> [Data excerpts]:
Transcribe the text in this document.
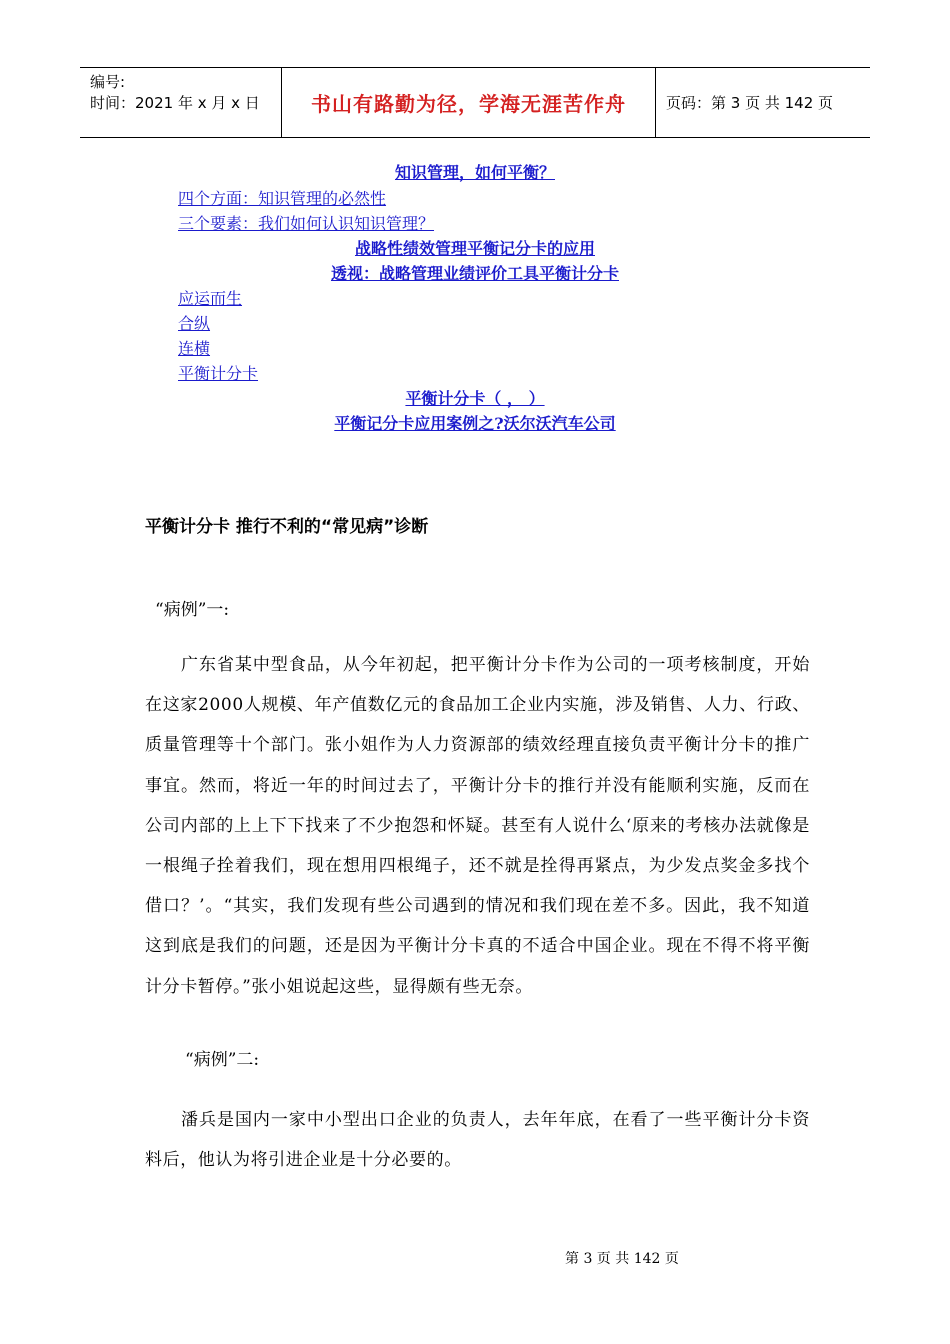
编号:
时间：2021 年 x 月 x 日	书山有路勤为径，学海无涯苦作舟	页码：第 3 页 共 142 页
知识管理，如何平衡？
四个方面：知识管理的必然性
三个要素：我们如何认识知识管理？
战略性绩效管理平衡记分卡的应用
透视：战略管理业绩评价工具平衡计分卡
应运而生
合纵
连横
平衡计分卡
平衡计分卡（ ， ）
平衡记分卡应用案例之?沃尔沃汽车公司
平衡计分卡 推行不利的“常见病”诊断
“病例”一:
广东省某中型食品，从今年初起，把平衡计分卡作为公司的一项考核制度，开始在这家2000人规模、年产值数亿元的食品加工企业内实施，涉及销售、人力、行政、质量管理等十个部门。张小姐作为人力资源部的绩效经理直接负责平衡计分卡的推广事宜。然而，将近一年的时间过去了，平衡计分卡的推行并没有能顺利实施，反而在公司内部的上上下下找来了不少抱怨和怀疑。甚至有人说什么‘原来的考核办法就像是一根绳子拴着我们，现在想用四根绳子，还不就是拴得再紧点，为少发点奖金多找个借口？’。“其实，我们发现有些公司遇到的情况和我们现在差不多。因此，我不知道这到底是我们的问题，还是因为平衡计分卡真的不适合中国企业。现在不得不将平衡计分卡暂停。”张小姐说起这些，显得颇有些无奈。
“病例”二:
潘兵是国内一家中小型出口企业的负责人，去年年底，在看了一些平衡计分卡资料后，他认为将引进企业是十分必要的。
第 3 页 共 142 页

> [Stated task]: Print out the whole of the material word for word, without pictures.

> [The answer]:
Transcribe the text in this document.
编号:
时间：2021 年 x 月 x 日	书山有路勤为径，学海无涯苦作舟	页码：第 3 页 共 142 页
知识管理，如何平衡？
四个方面：知识管理的必然性
三个要素：我们如何认识知识管理？
战略性绩效管理平衡记分卡的应用
透视：战略管理业绩评价工具平衡计分卡
应运而生
合纵
连横
平衡计分卡
平衡计分卡（ ， ）
平衡记分卡应用案例之?沃尔沃汽车公司
平衡计分卡 推行不利的“常见病”诊断
“病例”一:
广东省某中型食品，从今年初起，把平衡计分卡作为公司的一项考核制度，开始在这家2000人规模、年产值数亿元的食品加工企业内实施，涉及销售、人力、行政、质量管理等十个部门。张小姐作为人力资源部的绩效经理直接负责平衡计分卡的推广事宜。然而，将近一年的时间过去了，平衡计分卡的推行并没有能顺利实施，反而在公司内部的上上下下找来了不少抱怨和怀疑。甚至有人说什么‘原来的考核办法就像是一根绳子拴着我们，现在想用四根绳子，还不就是拴得再紧点，为少发点奖金多找个借口？’。“其实，我们发现有些公司遇到的情况和我们现在差不多。因此，我不知道这到底是我们的问题，还是因为平衡计分卡真的不适合中国企业。现在不得不将平衡计分卡暂停。”张小姐说起这些，显得颇有些无奈。
“病例”二:
潘兵是国内一家中小型出口企业的负责人，去年年底，在看了一些平衡计分卡资料后，他认为将引进企业是十分必要的。
第 3 页 共 142 页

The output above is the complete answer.